• _Aim of the exercise_
Search the records for the word "Output" and pick out every line that has it.
** BEGIN Raw data **
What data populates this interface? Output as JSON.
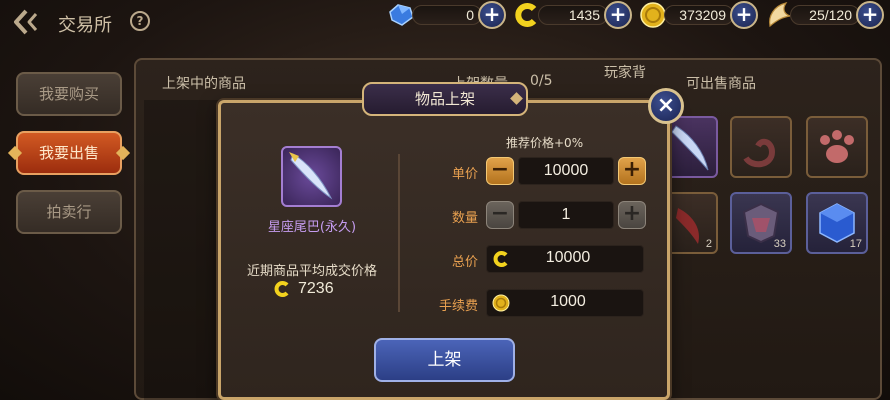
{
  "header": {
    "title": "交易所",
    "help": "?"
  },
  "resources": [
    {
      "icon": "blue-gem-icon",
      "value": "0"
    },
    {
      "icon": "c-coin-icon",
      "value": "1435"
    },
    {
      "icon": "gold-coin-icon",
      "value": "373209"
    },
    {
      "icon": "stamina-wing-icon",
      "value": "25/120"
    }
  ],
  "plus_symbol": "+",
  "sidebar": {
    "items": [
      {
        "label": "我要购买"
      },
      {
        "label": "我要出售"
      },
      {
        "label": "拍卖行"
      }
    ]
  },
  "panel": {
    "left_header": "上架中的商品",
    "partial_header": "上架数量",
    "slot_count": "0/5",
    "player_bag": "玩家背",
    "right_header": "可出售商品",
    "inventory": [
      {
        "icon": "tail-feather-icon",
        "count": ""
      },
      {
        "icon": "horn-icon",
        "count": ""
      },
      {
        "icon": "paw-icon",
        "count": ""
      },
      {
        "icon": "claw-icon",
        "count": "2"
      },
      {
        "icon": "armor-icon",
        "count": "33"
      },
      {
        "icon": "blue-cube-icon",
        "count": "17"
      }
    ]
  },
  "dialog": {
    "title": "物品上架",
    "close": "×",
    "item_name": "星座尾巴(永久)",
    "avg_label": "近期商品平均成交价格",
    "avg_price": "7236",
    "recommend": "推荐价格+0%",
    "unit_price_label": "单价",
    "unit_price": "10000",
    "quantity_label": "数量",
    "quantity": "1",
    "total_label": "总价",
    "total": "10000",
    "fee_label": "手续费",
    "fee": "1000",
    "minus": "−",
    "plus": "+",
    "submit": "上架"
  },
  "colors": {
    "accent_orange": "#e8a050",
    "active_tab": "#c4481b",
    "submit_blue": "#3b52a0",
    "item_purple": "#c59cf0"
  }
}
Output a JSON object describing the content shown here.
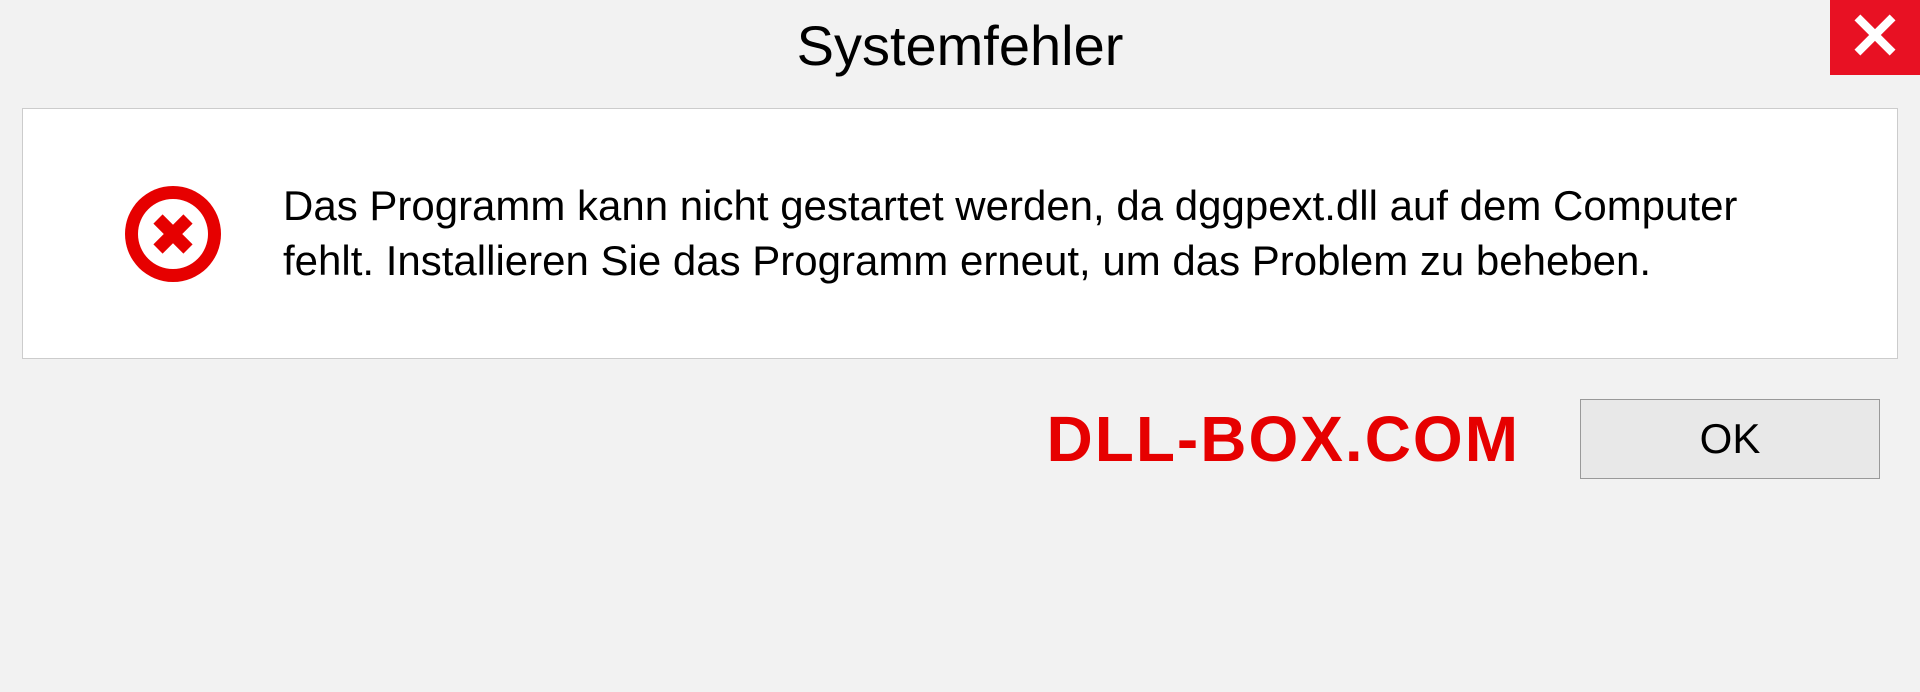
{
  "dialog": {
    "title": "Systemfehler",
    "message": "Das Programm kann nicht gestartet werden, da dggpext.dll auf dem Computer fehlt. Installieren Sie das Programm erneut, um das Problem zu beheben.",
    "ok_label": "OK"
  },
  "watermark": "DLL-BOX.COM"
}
** END Raw data **
** BEGIN Raw data **
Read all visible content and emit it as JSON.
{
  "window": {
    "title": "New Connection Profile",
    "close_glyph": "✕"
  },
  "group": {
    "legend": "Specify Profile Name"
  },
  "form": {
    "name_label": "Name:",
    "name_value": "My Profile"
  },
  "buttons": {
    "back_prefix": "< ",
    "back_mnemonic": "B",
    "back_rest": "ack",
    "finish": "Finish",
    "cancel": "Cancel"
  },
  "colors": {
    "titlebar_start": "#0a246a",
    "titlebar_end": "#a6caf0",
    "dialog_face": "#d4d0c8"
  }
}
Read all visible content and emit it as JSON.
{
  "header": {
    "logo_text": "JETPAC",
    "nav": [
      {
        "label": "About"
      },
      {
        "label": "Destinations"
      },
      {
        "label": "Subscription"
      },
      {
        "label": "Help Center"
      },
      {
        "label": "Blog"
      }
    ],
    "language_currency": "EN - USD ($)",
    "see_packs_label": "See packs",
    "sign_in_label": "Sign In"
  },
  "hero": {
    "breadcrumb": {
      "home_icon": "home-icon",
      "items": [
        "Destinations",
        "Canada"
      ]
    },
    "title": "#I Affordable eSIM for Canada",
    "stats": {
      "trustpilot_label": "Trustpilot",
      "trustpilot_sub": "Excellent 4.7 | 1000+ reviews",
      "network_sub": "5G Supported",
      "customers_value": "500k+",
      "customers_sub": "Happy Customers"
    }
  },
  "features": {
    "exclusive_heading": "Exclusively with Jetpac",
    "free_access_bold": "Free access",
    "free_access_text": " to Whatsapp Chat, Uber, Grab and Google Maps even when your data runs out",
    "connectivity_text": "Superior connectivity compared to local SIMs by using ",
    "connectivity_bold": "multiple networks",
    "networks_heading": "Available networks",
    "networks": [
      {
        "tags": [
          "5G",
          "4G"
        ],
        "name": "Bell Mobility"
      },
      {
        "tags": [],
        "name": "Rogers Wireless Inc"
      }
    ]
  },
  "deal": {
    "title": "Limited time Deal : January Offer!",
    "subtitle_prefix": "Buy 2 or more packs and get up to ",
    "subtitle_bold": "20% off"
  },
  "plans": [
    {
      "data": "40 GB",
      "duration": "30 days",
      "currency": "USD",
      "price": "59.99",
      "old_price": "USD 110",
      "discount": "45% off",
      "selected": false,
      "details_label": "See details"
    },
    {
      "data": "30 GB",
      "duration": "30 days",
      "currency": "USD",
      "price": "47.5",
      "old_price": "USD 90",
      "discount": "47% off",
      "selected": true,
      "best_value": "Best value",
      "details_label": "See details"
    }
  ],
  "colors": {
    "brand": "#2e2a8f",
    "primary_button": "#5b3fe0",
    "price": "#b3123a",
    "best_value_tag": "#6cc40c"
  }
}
** END Raw data **
• _Answer below_
What data populates this interface? Output as JSON.
Output a JSON object describing the content shown here.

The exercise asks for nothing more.